◆ GIVEN REQUEST
Render each line of the listing below as a JSON array of strings, one string per line, with blank lines omitted.

§ §

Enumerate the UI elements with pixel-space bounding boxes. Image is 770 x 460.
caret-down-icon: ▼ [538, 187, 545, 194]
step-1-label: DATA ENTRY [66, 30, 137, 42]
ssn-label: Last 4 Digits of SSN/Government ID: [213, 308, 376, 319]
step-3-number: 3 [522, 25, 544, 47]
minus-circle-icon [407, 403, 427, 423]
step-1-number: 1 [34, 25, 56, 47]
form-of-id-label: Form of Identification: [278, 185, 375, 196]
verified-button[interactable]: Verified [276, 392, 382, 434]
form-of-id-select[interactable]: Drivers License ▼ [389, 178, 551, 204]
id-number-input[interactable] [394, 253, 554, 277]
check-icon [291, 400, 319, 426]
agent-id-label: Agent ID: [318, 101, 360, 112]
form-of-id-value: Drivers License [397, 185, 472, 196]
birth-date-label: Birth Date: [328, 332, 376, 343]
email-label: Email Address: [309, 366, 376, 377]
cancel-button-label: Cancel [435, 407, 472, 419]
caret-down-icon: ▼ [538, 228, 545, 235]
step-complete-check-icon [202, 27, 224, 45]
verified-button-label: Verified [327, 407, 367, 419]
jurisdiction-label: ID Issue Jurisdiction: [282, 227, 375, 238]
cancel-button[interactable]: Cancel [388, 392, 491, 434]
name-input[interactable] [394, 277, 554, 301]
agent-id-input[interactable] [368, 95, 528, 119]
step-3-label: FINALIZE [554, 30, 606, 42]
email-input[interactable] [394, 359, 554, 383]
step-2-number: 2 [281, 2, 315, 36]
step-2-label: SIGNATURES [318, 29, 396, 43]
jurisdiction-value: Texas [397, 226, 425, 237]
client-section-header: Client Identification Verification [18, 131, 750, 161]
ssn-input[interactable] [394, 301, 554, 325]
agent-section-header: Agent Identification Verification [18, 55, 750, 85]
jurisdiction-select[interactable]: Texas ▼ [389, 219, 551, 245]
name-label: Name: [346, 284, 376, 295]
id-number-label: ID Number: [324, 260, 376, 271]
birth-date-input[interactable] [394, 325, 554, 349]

§ §

◆ REPLY
[
  "Enumerate the UI elements with pixel-space bounding boxes. Image is 770 x 460.",
  "caret-down-icon: ▼ [538, 187, 545, 194]",
  "step-1-label: DATA ENTRY [66, 30, 137, 42]",
  "ssn-label: Last 4 Digits of SSN/Government ID: [213, 308, 376, 319]",
  "step-3-number: 3 [522, 25, 544, 47]",
  "minus-circle-icon [407, 403, 427, 423]",
  "step-1-number: 1 [34, 25, 56, 47]",
  "form-of-id-label: Form of Identification: [278, 185, 375, 196]",
  "verified-button[interactable]: Verified [276, 392, 382, 434]",
  "form-of-id-select[interactable]: Drivers License ▼ [389, 178, 551, 204]",
  "id-number-input[interactable] [394, 253, 554, 277]",
  "check-icon [291, 400, 319, 426]",
  "agent-id-label: Agent ID: [318, 101, 360, 112]",
  "form-of-id-value: Drivers License [397, 185, 472, 196]",
  "birth-date-label: Birth Date: [328, 332, 376, 343]",
  "email-label: Email Address: [309, 366, 376, 377]",
  "cancel-button-label: Cancel [435, 407, 472, 419]",
  "caret-down-icon: ▼ [538, 228, 545, 235]",
  "step-complete-check-icon [202, 27, 224, 45]",
  "verified-button-label: Verified [327, 407, 367, 419]",
  "jurisdiction-label: ID Issue Jurisdiction: [282, 227, 375, 238]",
  "cancel-button[interactable]: Cancel [388, 392, 491, 434]",
  "name-input[interactable] [394, 277, 554, 301]",
  "agent-id-input[interactable] [368, 95, 528, 119]",
  "step-3-label: FINALIZE [554, 30, 606, 42]",
  "email-input[interactable] [394, 359, 554, 383]",
  "step-2-number: 2 [281, 2, 315, 36]",
  "step-2-label: SIGNATURES [318, 29, 396, 43]",
  "jurisdiction-value: Texas [397, 226, 425, 237]",
  "client-section-header: Client Identification Verification [18, 131, 750, 161]",
  "ssn-input[interactable] [394, 301, 554, 325]",
  "agent-section-header: Agent Identification Verification [18, 55, 750, 85]",
  "jurisdiction-select[interactable]: Texas ▼ [389, 219, 551, 245]",
  "name-label: Name: [346, 284, 376, 295]",
  "id-number-label: ID Number: [324, 260, 376, 271]",
  "birth-date-input[interactable] [394, 325, 554, 349]"
]